Problem description: Please swap "bounding boxes" for "bbox coordinates" in the items starting at the first line and ending at the line containing "sdg-bar bbox=[1991, 885, 2030, 1115]", and give those lines back with nothing else changed.

Excerpted data:
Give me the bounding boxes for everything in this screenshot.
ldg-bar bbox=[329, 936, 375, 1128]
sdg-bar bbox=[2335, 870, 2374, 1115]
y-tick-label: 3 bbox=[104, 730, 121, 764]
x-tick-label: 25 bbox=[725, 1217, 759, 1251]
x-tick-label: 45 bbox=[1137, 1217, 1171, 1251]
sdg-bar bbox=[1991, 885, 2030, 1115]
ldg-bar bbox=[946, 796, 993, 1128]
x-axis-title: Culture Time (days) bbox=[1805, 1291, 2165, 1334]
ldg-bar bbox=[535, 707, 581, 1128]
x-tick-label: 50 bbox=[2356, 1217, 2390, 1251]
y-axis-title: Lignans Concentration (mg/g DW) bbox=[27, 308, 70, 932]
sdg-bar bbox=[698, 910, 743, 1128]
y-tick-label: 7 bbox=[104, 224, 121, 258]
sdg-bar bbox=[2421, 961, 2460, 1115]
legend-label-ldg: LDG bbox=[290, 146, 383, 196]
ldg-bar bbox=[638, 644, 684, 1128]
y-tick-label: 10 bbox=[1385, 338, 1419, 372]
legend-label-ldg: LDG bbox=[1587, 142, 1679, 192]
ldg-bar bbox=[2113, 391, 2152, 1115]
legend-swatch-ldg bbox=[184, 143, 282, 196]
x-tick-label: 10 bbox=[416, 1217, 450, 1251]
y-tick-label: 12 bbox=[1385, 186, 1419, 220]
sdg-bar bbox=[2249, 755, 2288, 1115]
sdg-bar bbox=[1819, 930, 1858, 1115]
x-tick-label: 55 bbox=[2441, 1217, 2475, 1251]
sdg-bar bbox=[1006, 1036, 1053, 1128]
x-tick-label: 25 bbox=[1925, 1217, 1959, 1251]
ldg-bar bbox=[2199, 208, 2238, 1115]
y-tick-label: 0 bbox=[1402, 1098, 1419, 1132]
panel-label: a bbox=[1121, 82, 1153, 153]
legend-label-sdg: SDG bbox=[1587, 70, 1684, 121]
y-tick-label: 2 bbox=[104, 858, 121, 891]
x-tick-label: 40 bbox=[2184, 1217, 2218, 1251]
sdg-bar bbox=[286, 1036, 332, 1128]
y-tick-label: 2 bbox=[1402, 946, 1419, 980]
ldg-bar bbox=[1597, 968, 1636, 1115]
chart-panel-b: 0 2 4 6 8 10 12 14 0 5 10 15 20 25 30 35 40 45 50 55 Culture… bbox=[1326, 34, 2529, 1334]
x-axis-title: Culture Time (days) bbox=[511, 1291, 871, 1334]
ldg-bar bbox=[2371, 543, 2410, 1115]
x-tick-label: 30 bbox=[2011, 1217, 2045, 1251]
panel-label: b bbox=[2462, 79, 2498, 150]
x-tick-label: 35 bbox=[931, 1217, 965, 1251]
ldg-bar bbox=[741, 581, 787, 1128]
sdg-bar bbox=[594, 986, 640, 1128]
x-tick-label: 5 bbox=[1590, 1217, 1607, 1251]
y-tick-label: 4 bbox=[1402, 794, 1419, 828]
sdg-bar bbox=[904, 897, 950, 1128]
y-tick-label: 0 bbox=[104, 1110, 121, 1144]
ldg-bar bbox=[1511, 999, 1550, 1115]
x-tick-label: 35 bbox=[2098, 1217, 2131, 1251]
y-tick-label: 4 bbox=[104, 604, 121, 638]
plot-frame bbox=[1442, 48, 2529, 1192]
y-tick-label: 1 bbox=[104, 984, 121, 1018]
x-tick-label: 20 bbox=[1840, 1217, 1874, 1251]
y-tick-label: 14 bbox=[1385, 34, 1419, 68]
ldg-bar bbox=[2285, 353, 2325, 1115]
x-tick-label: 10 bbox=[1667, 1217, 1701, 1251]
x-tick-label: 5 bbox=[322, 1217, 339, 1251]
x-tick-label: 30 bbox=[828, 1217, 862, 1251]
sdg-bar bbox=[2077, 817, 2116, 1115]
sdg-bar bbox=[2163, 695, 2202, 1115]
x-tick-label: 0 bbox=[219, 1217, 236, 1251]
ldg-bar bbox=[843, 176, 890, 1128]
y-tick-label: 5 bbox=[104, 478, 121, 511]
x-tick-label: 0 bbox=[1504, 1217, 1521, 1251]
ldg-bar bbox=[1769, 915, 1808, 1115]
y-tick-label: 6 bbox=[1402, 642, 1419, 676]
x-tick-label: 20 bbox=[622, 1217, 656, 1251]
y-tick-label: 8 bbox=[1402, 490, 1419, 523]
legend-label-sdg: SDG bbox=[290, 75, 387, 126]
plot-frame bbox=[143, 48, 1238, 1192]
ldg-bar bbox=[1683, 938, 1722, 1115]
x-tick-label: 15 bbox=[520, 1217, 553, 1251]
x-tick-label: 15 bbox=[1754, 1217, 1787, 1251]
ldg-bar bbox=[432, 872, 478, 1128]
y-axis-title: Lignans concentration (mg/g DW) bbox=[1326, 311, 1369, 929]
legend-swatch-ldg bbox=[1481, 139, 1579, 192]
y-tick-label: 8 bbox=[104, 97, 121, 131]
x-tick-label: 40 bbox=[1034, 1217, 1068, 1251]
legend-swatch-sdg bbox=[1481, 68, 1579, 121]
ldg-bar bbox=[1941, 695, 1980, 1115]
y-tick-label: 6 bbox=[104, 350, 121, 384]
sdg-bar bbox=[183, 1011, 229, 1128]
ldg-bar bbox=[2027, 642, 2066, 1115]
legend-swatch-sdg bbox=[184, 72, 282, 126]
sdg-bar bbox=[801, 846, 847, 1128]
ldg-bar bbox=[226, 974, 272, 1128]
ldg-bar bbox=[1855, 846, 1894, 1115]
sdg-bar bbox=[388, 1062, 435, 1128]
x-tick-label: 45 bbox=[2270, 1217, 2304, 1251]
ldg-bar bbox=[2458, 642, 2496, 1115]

Output of the task:
Give me the bbox coordinates for everything in this screenshot.
ldg-bar bbox=[329, 936, 375, 1128]
sdg-bar bbox=[2335, 870, 2374, 1115]
y-tick-label: 3 bbox=[104, 730, 121, 764]
x-tick-label: 25 bbox=[725, 1217, 759, 1251]
x-tick-label: 45 bbox=[1137, 1217, 1171, 1251]
sdg-bar bbox=[1991, 885, 2030, 1115]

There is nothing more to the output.